• **Records for this exercise**:
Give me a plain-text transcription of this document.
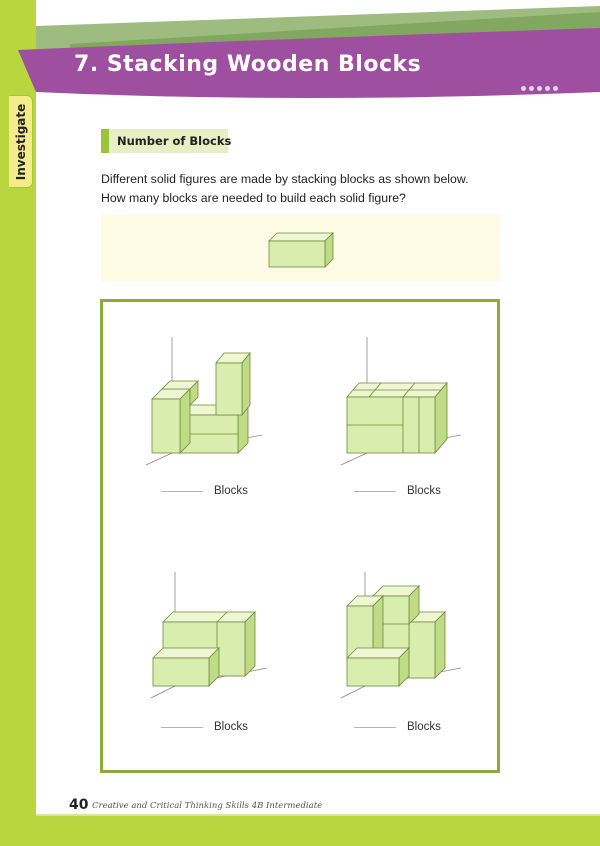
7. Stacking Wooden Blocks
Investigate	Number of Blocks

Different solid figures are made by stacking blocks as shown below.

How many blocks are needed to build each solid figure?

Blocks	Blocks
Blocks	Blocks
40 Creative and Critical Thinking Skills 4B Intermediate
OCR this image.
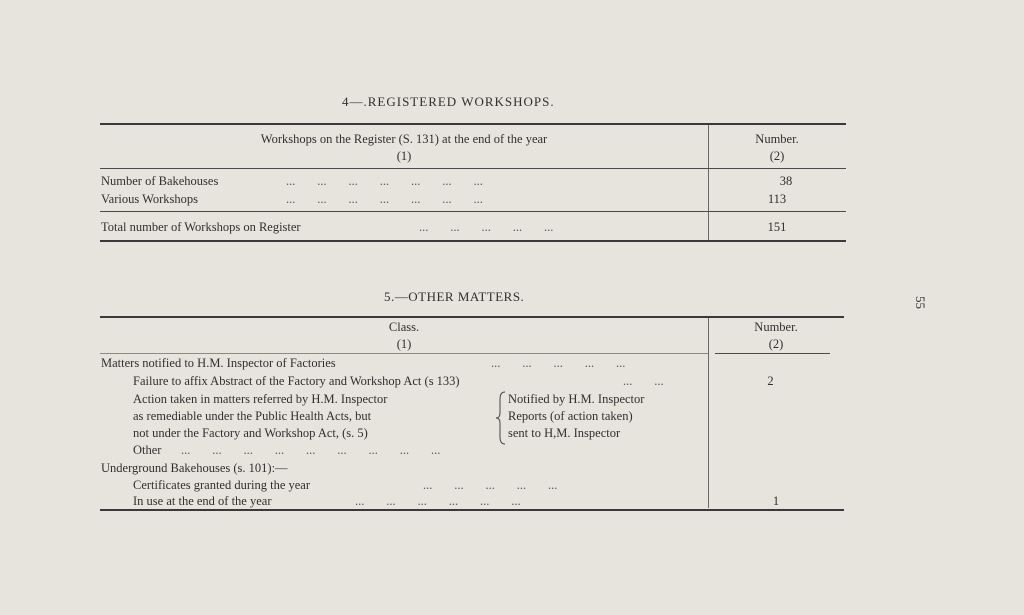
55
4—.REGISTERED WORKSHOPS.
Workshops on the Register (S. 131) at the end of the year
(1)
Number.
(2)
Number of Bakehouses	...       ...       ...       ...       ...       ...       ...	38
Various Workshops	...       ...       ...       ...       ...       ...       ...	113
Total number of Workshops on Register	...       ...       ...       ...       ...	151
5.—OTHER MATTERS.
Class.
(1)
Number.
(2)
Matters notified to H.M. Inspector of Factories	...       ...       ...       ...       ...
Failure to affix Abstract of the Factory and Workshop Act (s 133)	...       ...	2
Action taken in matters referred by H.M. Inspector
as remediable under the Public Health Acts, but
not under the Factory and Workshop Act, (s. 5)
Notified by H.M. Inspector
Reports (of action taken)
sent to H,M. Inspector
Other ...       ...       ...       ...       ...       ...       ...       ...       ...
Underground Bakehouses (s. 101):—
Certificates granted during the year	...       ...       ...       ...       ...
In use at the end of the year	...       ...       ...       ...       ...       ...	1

• **Task to complete**: Return each line of the data, keeping its wording exact and omitting pictures.

• **Written answer**:
Give me a plain-text transcription of this document.
7. Stacking Wooden Blocks
Investigate	Number of Blocks

Different solid figures are made by stacking blocks as shown below.

How many blocks are needed to build each solid figure?

Blocks	Blocks
Blocks	Blocks
40 Creative and Critical Thinking Skills 4B Intermediate
OCR this image.
55
4—.REGISTERED WORKSHOPS.
Workshops on the Register (S. 131) at the end of the year
(1)
Number.
(2)
Number of Bakehouses	...       ...       ...       ...       ...       ...       ...	38
Various Workshops	...       ...       ...       ...       ...       ...       ...	113
Total number of Workshops on Register	...       ...       ...       ...       ...	151
5.—OTHER MATTERS.
Class.
(1)
Number.
(2)
Matters notified to H.M. Inspector of Factories	...       ...       ...       ...       ...
Failure to affix Abstract of the Factory and Workshop Act (s 133)	...       ...	2
Action taken in matters referred by H.M. Inspector
as remediable under the Public Health Acts, but
not under the Factory and Workshop Act, (s. 5)
Notified by H.M. Inspector
Reports (of action taken)
sent to H,M. Inspector
Other ...       ...       ...       ...       ...       ...       ...       ...       ...
Underground Bakehouses (s. 101):—
Certificates granted during the year	...       ...       ...       ...       ...
In use at the end of the year	...       ...       ...       ...       ...       ...	1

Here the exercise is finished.